=== GIVEN INSTRUCTION ===
Tally every line of the listing below that holds "name", then give the tally alone.

=== RECORDS SHOWN ===
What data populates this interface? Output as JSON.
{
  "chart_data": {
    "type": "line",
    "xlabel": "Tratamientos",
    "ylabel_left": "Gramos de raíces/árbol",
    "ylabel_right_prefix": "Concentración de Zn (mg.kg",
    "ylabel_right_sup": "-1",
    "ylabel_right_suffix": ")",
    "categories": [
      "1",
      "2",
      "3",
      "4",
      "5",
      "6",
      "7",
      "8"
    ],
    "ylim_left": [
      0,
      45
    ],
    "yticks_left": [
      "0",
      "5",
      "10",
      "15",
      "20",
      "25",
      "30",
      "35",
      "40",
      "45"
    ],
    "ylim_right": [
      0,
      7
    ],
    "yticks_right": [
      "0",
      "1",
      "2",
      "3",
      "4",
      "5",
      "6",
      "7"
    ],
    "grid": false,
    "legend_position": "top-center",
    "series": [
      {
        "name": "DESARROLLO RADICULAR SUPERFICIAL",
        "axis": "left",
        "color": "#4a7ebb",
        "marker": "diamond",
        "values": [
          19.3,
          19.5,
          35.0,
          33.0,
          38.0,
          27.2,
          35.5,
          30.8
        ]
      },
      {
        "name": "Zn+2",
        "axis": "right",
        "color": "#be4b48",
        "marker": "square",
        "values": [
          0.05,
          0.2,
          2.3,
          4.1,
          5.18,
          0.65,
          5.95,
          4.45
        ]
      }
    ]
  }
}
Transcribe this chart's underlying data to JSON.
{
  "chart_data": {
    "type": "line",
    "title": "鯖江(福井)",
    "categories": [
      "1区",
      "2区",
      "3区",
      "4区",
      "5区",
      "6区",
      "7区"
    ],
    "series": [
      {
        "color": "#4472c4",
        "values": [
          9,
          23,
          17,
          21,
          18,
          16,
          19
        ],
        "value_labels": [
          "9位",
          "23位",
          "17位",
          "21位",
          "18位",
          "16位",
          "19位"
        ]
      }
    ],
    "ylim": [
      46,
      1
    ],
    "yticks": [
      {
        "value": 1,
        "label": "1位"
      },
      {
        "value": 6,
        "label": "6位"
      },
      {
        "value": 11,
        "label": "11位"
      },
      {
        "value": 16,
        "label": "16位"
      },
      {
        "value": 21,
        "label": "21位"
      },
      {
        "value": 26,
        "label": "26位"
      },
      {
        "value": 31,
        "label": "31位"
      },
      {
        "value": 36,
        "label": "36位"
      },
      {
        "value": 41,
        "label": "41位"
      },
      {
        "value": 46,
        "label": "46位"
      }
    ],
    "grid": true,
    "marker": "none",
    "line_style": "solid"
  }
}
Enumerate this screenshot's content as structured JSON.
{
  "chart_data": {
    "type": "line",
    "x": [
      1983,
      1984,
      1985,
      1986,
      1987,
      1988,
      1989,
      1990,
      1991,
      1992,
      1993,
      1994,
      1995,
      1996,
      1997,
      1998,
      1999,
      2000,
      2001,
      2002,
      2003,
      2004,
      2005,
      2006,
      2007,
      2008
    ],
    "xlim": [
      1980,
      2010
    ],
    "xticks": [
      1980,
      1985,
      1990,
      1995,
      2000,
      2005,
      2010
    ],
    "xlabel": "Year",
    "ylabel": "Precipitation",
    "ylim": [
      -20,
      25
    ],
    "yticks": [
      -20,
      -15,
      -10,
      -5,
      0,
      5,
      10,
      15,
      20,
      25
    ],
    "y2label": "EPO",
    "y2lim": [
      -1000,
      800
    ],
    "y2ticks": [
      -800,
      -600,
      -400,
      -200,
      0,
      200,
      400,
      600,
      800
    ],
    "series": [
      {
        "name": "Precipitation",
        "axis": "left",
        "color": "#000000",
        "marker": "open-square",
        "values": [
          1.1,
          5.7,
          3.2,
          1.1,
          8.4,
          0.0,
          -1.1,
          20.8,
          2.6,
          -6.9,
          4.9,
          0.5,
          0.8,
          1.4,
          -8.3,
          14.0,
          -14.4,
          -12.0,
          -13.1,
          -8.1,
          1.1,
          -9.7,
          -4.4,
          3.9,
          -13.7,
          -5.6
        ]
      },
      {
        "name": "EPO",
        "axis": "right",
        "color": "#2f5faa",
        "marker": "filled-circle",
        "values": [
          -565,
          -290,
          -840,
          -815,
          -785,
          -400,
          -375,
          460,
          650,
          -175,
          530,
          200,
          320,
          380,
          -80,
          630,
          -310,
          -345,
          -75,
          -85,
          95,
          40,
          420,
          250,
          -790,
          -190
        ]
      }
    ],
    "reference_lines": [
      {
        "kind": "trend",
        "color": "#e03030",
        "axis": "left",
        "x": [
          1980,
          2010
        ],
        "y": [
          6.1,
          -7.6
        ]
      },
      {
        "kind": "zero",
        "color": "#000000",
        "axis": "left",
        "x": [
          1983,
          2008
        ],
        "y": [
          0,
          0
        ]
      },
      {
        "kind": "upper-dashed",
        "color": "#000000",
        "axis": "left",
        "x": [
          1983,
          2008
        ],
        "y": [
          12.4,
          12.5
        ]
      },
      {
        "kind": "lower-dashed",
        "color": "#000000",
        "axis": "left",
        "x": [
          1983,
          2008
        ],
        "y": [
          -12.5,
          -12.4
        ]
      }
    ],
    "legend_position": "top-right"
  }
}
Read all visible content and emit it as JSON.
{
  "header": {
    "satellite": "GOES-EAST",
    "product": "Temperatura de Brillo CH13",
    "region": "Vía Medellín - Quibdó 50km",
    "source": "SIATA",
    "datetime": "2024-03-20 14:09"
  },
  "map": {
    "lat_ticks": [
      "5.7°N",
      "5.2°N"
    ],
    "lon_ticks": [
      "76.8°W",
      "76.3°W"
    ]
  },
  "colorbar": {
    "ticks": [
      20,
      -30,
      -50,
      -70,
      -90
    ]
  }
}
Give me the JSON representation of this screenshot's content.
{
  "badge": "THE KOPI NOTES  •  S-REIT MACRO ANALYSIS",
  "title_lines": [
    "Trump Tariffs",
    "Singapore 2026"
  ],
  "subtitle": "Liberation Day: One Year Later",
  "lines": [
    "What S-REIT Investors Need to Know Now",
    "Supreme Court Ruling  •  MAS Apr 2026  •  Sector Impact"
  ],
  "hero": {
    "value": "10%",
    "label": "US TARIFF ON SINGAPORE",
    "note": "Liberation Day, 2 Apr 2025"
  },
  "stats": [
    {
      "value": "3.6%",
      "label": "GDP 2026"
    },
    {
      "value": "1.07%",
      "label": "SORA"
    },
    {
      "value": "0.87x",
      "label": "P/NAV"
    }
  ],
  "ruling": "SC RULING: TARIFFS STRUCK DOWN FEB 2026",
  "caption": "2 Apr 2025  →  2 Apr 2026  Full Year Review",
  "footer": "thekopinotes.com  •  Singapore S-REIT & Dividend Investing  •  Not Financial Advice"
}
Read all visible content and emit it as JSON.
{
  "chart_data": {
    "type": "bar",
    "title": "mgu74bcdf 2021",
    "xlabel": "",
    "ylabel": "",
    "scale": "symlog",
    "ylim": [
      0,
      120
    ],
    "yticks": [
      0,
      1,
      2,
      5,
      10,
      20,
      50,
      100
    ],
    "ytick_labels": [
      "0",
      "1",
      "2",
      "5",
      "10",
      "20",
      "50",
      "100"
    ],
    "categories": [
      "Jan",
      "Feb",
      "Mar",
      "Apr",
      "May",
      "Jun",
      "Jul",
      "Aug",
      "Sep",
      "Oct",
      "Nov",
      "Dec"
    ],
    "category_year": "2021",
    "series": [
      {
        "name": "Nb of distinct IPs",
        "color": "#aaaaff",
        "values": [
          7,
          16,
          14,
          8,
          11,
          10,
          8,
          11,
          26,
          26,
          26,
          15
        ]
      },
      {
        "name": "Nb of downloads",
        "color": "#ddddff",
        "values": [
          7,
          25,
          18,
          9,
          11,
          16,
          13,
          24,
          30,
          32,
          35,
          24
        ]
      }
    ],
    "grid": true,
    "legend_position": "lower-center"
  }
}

=== PROBLEM SOLUTION ===
6